STATED TASK: Strip the pictures and reproduce the rest of the listing exactly.

RECORDS PROVIDED:
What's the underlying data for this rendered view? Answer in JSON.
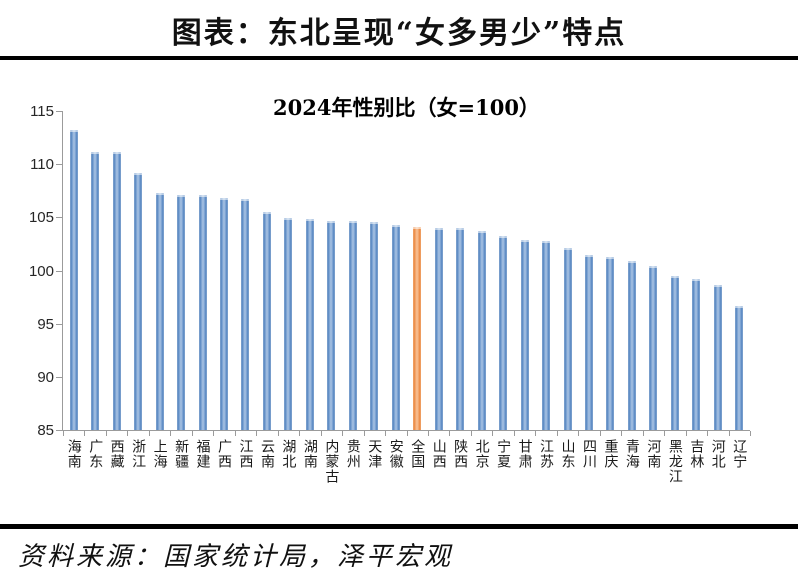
{
  "header": {
    "title": "图表：东北呈现“女多男少”特点"
  },
  "chart_data": {
    "type": "bar",
    "title": "2024年性别比（女=100）",
    "categories": [
      "海南",
      "广东",
      "西藏",
      "浙江",
      "上海",
      "新疆",
      "福建",
      "广西",
      "江西",
      "云南",
      "湖北",
      "湖南",
      "内蒙古",
      "贵州",
      "天津",
      "安徽",
      "全国",
      "山西",
      "陕西",
      "北京",
      "宁夏",
      "甘肃",
      "江苏",
      "山东",
      "四川",
      "重庆",
      "青海",
      "河南",
      "黑龙江",
      "吉林",
      "河北",
      "辽宁"
    ],
    "values": [
      113.2,
      111.1,
      111.1,
      109.2,
      107.3,
      107.1,
      107.1,
      106.8,
      106.7,
      105.5,
      104.9,
      104.8,
      104.7,
      104.7,
      104.6,
      104.3,
      104.1,
      104.0,
      104.0,
      103.7,
      103.2,
      102.9,
      102.8,
      102.1,
      101.5,
      101.3,
      100.9,
      100.4,
      99.5,
      99.2,
      98.6,
      96.7
    ],
    "highlight_category": "全国",
    "highlight_index": 16,
    "bar_color": "#4F81BD",
    "highlight_color": "#ED7D31",
    "axis_color": "#9b9b9b",
    "ylim": [
      85,
      115
    ],
    "yticks": [
      85,
      90,
      95,
      100,
      105,
      110,
      115
    ],
    "grid": false,
    "legend": "none",
    "xlabel": "",
    "ylabel": ""
  },
  "footer": {
    "source": "资料来源：国家统计局，泽平宏观"
  }
}
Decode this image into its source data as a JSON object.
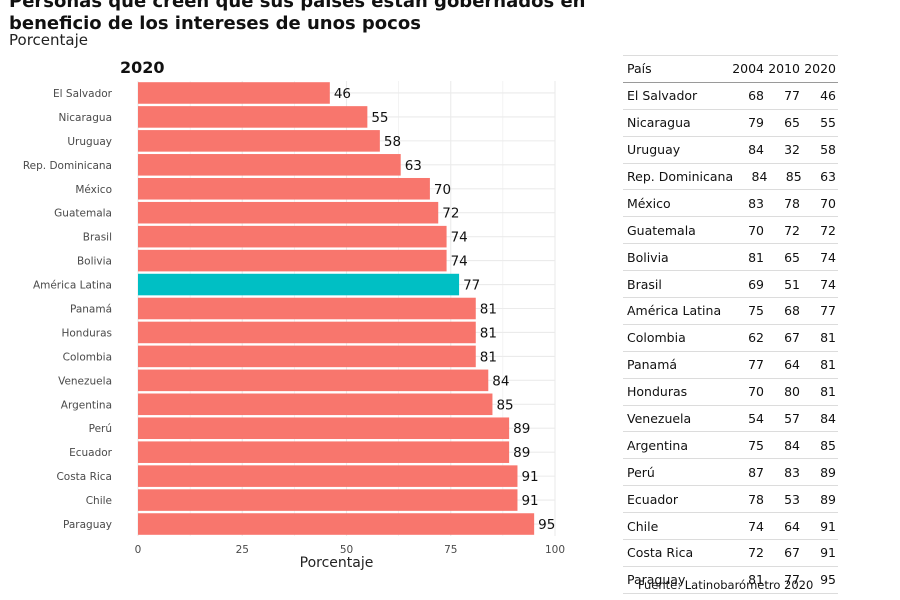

REPLY:
What's the underlying data for this rendered view? Answer in JSON.
{
  "header": {
    "title": "图表：东北呈现“女多男少”特点"
  },
  "chart_data": {
    "type": "bar",
    "title": "2024年性别比（女=100）",
    "categories": [
      "海南",
      "广东",
      "西藏",
      "浙江",
      "上海",
      "新疆",
      "福建",
      "广西",
      "江西",
      "云南",
      "湖北",
      "湖南",
      "内蒙古",
      "贵州",
      "天津",
      "安徽",
      "全国",
      "山西",
      "陕西",
      "北京",
      "宁夏",
      "甘肃",
      "江苏",
      "山东",
      "四川",
      "重庆",
      "青海",
      "河南",
      "黑龙江",
      "吉林",
      "河北",
      "辽宁"
    ],
    "values": [
      113.2,
      111.1,
      111.1,
      109.2,
      107.3,
      107.1,
      107.1,
      106.8,
      106.7,
      105.5,
      104.9,
      104.8,
      104.7,
      104.7,
      104.6,
      104.3,
      104.1,
      104.0,
      104.0,
      103.7,
      103.2,
      102.9,
      102.8,
      102.1,
      101.5,
      101.3,
      100.9,
      100.4,
      99.5,
      99.2,
      98.6,
      96.7
    ],
    "highlight_category": "全国",
    "highlight_index": 16,
    "bar_color": "#4F81BD",
    "highlight_color": "#ED7D31",
    "axis_color": "#9b9b9b",
    "ylim": [
      85,
      115
    ],
    "yticks": [
      85,
      90,
      95,
      100,
      105,
      110,
      115
    ],
    "grid": false,
    "legend": "none",
    "xlabel": "",
    "ylabel": ""
  },
  "footer": {
    "source": "资料来源：国家统计局，泽平宏观"
  }
}
Decode this image into its source data as a JSON object.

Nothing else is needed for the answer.